Caso Marcolino Júnior: mandante é condenado a 22 anos de prisão em Caruaru
O Conselho de Sentença da 4ª Vara do Tribunal do Júri da Capital condenou Davi Fernando Ferreira Graciano a 22 anos e dois meses de prisão pelo homicídio triplamente qualificado do jornalista Antônio Marcolino de Barros Filho, conhecido como Marcolino Júnior.
O julgamento foi realizado no Fórum Thomaz de Aquino, no Recife, sob a presidência da juíza Maria Segunda Gomes de Lima. A sessão começou às 9h30 e terminou às 21h35, após mais de 12 horas de trabalhos. O júri foi formado por cinco mulheres e dois homens.
Durante a sessão, foram ouvidas três testemunhas, realizado o interrogatório do réu e promovidos os debates entre acusação e defesa, incluindo as fases de réplica e tréplica, antes da decisão dos jurados.
Segundo o Ministério Público de Pernambuco (MPPE), Marcolino Júnior foi assassinado em 16 de abril de 2016, no interior de um motel, em Caruaru, no Agreste de Pernambuco.
Davi era funcionário da vítima e responsável por informações financeiras do jornalista. De acordo com a acusação, insatisfeito com a remuneração, ele teria pago R$ 14 mil a Rafael Leite da Silva para executar Marcolino. O jornalista foi morto com golpes de instrumento perfurocortante.

——

INSTRUÇÕES
1) Indique se cada afirmação concorda com a notícia sobre o caso Marcolino Júnior, respondendo sim ou não e citando literalmente as palavras que decidem: (a) O júri foi composto por cinco mulheres e dois homens. (b) A sessão de julgamento durou menos de dez horas. (c) Segundo a acusação, Davi teria pago R$ 14 mil a Rafael Leite da Silva para executar o jornalista.
2) Extraia da notícia, sem alterações, o trecho que começa nas palavras "Durante a sessão, foram" e termina logo após "de instrumento perfurocortante.".
O material a seguir provém de uma fonte distinta da notícia.

——

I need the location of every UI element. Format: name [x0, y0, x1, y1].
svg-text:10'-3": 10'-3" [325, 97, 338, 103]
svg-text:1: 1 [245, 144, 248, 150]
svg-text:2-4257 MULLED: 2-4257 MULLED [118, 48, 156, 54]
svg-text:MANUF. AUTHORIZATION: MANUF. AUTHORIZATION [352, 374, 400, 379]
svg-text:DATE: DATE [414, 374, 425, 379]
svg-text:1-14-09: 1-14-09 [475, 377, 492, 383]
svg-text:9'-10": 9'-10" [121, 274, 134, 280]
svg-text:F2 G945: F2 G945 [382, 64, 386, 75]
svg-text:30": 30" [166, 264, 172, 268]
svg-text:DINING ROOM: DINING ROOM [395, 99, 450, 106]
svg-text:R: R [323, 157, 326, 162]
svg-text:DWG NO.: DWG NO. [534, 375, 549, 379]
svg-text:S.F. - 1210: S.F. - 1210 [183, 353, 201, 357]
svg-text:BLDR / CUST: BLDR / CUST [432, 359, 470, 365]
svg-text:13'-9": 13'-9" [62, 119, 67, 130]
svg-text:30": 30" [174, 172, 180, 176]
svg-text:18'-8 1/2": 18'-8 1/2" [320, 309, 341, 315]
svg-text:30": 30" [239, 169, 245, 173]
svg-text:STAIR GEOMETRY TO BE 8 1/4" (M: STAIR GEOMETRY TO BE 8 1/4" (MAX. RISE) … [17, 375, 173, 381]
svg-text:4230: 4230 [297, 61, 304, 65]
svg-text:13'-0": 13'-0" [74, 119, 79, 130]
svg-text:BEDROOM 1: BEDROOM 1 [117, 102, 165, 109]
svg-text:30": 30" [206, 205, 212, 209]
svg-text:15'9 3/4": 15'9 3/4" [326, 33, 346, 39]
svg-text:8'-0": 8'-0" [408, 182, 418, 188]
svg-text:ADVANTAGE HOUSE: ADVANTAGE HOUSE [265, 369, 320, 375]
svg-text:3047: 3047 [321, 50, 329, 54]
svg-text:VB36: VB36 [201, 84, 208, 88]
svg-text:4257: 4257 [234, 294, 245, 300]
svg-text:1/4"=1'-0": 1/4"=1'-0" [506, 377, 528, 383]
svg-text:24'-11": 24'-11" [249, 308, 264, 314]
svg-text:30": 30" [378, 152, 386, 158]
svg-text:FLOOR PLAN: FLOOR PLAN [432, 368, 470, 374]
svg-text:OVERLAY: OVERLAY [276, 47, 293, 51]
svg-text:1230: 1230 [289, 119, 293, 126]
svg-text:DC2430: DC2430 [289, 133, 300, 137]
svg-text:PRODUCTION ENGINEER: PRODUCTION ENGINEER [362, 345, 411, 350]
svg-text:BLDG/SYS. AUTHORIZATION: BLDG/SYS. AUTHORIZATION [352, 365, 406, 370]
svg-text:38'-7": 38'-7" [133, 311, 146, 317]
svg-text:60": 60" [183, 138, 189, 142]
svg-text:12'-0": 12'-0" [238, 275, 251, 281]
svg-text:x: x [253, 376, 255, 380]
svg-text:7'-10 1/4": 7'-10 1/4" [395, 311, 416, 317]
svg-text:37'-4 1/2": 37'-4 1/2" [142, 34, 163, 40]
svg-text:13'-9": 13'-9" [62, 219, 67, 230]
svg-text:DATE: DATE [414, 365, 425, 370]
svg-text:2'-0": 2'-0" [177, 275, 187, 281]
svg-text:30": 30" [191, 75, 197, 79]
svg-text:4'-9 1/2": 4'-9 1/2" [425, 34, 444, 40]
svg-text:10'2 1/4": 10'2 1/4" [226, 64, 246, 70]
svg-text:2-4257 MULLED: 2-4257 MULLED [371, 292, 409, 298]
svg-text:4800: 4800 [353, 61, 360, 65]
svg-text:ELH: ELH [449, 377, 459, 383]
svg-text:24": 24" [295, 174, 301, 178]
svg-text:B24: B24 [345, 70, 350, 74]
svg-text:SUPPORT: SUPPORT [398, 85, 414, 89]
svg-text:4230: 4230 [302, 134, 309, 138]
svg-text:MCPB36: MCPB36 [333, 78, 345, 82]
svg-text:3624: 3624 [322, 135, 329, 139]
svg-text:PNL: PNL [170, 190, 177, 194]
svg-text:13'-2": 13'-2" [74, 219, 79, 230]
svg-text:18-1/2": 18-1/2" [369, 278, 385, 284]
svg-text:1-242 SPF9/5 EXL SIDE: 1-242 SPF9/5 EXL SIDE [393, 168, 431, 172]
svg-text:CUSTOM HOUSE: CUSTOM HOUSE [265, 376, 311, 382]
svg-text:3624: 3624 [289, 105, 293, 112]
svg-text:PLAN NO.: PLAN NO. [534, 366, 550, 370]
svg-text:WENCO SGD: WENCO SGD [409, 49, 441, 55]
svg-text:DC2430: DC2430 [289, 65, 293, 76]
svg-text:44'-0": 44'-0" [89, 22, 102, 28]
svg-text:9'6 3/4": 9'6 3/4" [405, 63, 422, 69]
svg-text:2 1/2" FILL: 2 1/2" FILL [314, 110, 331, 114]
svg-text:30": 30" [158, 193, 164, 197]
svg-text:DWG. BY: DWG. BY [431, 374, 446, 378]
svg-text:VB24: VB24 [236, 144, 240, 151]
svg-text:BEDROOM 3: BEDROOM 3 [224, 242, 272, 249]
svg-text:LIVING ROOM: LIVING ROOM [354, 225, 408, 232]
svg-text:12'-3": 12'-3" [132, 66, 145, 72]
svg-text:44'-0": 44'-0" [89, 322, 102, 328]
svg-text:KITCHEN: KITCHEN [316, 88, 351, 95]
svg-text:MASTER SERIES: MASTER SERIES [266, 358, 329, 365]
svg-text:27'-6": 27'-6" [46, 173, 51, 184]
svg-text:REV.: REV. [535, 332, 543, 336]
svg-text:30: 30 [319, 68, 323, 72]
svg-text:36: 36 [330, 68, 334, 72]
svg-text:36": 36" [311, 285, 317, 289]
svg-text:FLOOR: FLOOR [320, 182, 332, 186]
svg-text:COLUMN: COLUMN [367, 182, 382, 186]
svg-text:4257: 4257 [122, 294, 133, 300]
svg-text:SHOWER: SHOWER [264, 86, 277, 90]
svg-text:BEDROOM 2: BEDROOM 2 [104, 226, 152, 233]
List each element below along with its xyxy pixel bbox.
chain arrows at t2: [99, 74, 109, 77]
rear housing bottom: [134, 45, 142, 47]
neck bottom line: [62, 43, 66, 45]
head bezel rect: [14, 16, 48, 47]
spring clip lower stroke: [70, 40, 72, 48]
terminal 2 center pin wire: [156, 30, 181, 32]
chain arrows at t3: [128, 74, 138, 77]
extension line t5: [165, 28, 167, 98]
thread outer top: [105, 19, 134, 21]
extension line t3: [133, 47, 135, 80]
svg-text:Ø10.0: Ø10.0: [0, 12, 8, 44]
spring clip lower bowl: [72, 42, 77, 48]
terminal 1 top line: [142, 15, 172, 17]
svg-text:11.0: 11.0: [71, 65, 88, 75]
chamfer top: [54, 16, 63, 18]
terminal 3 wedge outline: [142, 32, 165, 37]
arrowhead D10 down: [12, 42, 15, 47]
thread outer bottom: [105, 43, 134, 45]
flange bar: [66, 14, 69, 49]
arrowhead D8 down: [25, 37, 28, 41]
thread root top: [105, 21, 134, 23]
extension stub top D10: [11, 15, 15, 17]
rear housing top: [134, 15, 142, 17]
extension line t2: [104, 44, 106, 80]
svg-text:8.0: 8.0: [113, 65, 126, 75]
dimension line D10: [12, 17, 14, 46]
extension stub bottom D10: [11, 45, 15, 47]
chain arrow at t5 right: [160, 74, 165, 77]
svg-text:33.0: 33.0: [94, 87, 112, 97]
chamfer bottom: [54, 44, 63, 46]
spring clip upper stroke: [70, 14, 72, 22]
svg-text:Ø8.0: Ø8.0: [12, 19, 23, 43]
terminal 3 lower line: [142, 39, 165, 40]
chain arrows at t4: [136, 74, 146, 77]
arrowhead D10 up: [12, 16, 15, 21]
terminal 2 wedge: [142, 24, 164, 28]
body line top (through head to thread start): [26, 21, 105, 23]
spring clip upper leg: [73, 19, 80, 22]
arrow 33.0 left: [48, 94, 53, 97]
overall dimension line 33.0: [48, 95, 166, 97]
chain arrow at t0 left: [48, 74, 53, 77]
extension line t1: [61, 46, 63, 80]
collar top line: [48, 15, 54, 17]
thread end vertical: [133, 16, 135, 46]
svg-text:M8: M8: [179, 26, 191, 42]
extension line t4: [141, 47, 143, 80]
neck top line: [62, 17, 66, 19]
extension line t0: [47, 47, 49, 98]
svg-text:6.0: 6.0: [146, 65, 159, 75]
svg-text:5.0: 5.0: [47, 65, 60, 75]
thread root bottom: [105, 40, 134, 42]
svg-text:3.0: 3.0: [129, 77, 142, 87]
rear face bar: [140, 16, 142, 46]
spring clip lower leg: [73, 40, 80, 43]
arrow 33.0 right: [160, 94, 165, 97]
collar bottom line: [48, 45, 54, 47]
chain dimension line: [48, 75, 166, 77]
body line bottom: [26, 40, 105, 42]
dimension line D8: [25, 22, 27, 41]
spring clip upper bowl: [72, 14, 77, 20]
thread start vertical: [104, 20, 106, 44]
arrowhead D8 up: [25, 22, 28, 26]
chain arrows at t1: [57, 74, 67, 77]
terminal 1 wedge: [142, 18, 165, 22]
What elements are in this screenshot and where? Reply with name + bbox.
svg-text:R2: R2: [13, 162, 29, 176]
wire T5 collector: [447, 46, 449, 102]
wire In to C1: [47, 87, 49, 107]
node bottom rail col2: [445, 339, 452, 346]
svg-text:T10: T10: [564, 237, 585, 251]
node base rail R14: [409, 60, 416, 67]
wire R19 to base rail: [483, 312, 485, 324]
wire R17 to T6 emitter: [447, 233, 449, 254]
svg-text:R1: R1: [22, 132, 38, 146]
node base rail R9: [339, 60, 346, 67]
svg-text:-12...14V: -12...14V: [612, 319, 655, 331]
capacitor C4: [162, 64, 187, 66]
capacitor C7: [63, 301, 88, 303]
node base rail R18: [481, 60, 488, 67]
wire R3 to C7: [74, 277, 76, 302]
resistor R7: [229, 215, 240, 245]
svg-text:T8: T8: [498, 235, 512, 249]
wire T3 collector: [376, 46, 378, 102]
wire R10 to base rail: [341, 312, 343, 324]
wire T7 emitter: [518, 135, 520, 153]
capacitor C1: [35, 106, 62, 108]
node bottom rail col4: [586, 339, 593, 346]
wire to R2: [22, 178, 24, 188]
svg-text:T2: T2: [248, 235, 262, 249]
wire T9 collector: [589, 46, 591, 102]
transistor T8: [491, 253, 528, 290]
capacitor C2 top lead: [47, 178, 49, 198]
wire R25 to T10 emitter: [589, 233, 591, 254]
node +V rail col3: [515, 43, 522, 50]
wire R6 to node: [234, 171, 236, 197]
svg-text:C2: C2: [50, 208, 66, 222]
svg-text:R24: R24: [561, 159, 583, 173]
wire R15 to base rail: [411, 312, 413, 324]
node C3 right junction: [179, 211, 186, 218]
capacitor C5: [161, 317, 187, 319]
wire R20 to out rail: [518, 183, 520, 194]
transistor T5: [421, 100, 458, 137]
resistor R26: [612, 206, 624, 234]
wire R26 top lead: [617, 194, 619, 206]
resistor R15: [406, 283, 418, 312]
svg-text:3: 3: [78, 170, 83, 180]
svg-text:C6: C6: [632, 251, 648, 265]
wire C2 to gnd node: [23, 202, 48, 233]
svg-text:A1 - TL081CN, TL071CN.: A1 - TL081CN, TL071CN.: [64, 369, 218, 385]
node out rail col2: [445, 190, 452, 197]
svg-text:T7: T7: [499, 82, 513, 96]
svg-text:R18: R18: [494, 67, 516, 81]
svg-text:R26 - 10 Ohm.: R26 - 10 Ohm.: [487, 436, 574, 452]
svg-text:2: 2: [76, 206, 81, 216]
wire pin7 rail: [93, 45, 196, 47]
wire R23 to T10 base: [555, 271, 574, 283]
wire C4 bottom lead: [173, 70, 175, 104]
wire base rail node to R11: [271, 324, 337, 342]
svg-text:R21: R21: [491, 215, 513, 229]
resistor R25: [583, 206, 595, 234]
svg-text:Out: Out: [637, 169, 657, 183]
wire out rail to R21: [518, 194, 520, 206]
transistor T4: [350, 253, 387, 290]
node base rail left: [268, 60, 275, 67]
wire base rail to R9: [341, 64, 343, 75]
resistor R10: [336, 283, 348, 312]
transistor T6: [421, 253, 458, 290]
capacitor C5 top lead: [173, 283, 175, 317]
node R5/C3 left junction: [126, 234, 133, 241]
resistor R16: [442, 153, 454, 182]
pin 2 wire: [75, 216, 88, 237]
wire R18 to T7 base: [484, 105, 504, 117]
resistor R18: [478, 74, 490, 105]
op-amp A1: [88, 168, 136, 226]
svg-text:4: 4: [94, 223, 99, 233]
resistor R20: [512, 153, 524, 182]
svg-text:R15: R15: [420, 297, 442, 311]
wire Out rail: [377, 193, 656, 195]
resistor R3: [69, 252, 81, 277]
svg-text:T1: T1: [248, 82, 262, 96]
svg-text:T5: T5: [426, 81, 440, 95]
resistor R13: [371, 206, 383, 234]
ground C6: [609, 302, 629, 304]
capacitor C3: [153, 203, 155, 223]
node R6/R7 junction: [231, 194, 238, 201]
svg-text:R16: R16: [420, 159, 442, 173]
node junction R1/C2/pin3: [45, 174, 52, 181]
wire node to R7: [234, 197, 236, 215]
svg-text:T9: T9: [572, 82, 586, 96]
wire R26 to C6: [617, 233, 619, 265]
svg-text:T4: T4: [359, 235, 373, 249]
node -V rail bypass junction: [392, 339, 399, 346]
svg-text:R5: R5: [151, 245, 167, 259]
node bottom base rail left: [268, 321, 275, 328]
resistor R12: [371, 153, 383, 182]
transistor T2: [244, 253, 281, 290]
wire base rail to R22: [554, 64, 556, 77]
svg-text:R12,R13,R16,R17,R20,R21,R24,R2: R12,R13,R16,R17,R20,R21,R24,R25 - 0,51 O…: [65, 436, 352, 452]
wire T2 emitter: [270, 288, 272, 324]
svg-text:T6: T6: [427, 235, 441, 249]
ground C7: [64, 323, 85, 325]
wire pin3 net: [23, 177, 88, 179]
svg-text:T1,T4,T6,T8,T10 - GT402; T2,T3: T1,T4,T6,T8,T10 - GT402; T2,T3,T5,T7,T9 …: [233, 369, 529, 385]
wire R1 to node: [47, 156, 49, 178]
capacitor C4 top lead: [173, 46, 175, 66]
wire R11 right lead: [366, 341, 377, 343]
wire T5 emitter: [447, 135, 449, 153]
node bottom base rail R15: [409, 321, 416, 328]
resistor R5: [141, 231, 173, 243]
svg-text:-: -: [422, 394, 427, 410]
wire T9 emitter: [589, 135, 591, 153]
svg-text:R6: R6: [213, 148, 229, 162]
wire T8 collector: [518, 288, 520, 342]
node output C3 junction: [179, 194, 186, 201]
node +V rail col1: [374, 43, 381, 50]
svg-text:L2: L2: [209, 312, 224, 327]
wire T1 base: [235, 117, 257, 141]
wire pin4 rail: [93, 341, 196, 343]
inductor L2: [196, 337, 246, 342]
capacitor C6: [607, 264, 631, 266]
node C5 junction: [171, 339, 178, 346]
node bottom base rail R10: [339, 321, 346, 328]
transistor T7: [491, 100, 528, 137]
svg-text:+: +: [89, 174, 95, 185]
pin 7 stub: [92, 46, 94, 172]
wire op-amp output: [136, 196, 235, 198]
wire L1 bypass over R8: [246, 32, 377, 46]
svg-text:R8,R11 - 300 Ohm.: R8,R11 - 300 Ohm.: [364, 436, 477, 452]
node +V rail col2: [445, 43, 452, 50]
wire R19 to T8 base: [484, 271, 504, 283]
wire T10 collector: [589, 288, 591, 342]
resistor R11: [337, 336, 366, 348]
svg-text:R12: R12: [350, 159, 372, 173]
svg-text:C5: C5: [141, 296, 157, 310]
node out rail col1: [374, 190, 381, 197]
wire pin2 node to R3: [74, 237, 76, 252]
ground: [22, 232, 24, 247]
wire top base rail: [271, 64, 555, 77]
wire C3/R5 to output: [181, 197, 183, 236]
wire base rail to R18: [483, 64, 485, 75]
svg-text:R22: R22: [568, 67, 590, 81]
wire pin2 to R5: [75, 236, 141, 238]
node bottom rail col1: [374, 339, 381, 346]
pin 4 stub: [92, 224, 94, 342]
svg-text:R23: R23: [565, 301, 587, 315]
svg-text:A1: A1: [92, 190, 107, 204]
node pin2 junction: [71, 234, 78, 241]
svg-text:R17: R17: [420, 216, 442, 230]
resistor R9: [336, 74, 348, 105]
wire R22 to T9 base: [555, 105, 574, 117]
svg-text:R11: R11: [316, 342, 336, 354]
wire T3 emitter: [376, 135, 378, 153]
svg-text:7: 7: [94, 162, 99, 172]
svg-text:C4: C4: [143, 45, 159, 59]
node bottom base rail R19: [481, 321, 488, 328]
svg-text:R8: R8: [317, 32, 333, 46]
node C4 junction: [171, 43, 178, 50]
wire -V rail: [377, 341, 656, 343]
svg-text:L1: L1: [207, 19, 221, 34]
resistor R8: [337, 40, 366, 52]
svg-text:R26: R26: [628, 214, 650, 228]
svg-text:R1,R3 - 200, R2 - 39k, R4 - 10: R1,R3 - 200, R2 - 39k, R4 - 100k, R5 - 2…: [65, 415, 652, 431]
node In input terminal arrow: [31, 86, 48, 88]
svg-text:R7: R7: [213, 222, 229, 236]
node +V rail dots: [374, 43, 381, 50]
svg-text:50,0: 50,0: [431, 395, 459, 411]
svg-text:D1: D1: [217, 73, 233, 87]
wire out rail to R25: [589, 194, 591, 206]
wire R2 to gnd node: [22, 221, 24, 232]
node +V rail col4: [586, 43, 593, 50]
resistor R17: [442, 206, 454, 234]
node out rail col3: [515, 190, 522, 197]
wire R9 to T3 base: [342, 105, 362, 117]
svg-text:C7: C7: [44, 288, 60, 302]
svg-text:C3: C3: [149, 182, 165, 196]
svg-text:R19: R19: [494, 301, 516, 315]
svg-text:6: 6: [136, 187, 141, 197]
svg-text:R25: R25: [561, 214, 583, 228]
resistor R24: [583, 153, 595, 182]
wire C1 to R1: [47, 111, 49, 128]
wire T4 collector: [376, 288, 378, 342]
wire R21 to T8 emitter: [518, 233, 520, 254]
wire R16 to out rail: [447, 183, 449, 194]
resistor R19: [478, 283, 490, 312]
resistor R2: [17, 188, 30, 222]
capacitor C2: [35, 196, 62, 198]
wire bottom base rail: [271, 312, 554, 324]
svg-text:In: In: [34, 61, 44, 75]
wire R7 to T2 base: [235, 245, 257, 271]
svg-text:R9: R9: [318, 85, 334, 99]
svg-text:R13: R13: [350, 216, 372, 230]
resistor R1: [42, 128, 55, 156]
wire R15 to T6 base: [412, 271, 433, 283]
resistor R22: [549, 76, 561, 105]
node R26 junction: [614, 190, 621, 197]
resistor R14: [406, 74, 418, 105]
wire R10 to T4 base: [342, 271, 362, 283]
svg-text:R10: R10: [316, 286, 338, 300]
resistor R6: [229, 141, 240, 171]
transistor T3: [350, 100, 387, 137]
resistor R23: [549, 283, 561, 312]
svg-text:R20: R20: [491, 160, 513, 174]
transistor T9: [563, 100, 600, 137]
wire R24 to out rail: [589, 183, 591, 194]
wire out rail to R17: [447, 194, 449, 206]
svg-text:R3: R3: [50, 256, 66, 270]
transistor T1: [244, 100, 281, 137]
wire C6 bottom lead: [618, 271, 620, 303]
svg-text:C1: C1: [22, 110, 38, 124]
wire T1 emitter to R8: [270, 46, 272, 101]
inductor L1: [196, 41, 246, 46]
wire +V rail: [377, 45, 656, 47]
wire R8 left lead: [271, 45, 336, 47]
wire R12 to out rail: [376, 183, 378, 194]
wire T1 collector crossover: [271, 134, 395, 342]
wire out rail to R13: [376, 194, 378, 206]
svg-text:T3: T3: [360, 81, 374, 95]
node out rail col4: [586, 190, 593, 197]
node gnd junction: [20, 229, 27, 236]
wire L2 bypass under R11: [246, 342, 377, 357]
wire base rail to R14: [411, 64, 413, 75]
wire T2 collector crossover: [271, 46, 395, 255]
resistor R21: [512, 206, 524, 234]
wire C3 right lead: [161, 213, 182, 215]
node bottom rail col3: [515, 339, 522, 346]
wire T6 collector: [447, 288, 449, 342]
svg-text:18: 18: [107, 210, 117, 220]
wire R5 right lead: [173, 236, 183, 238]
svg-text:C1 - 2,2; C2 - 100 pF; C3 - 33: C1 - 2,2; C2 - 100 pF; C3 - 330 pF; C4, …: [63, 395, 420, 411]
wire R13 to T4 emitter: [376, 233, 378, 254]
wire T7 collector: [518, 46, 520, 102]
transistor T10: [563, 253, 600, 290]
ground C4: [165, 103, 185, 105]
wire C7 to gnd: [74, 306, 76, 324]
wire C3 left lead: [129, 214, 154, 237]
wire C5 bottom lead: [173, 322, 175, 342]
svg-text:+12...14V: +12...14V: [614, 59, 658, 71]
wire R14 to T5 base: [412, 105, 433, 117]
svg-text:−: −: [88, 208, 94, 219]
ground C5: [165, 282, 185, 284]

——

RESULTADOS ESPERADOS
1)
(a) Sim: "O júri foi formado por cinco mulheres e dois homens."
(b) Não: "A sessão começou às 9h30 e terminou às 21h35, após mais de 12 horas de trabalhos."
(c) Sim: "ele teria pago R$ 14 mil a Rafael Leite da Silva para executar Marcolino."

2)
Durante a sessão, foram ouvidas três testemunhas, realizado o interrogatório do réu e promovidos os debates entre acusação e defesa, incluindo as fases de réplica e tréplica, antes da decisão dos jurados.
Segundo o Ministério Público de Pernambuco (MPPE), Marcolino Júnior foi assassinado em 16 de abril de 2016, no interior de um motel, em Caruaru, no Agreste de Pernambuco.
Davi era funcionário da vítima e responsável por informações financeiras do jornalista. De acordo com a acusação, insatisfeito com a remuneração, ele teria pago R$ 14 mil a Rafael Leite da Silva para executar Marcolino. O jornalista foi morto com golpes de instrumento perfurocortante.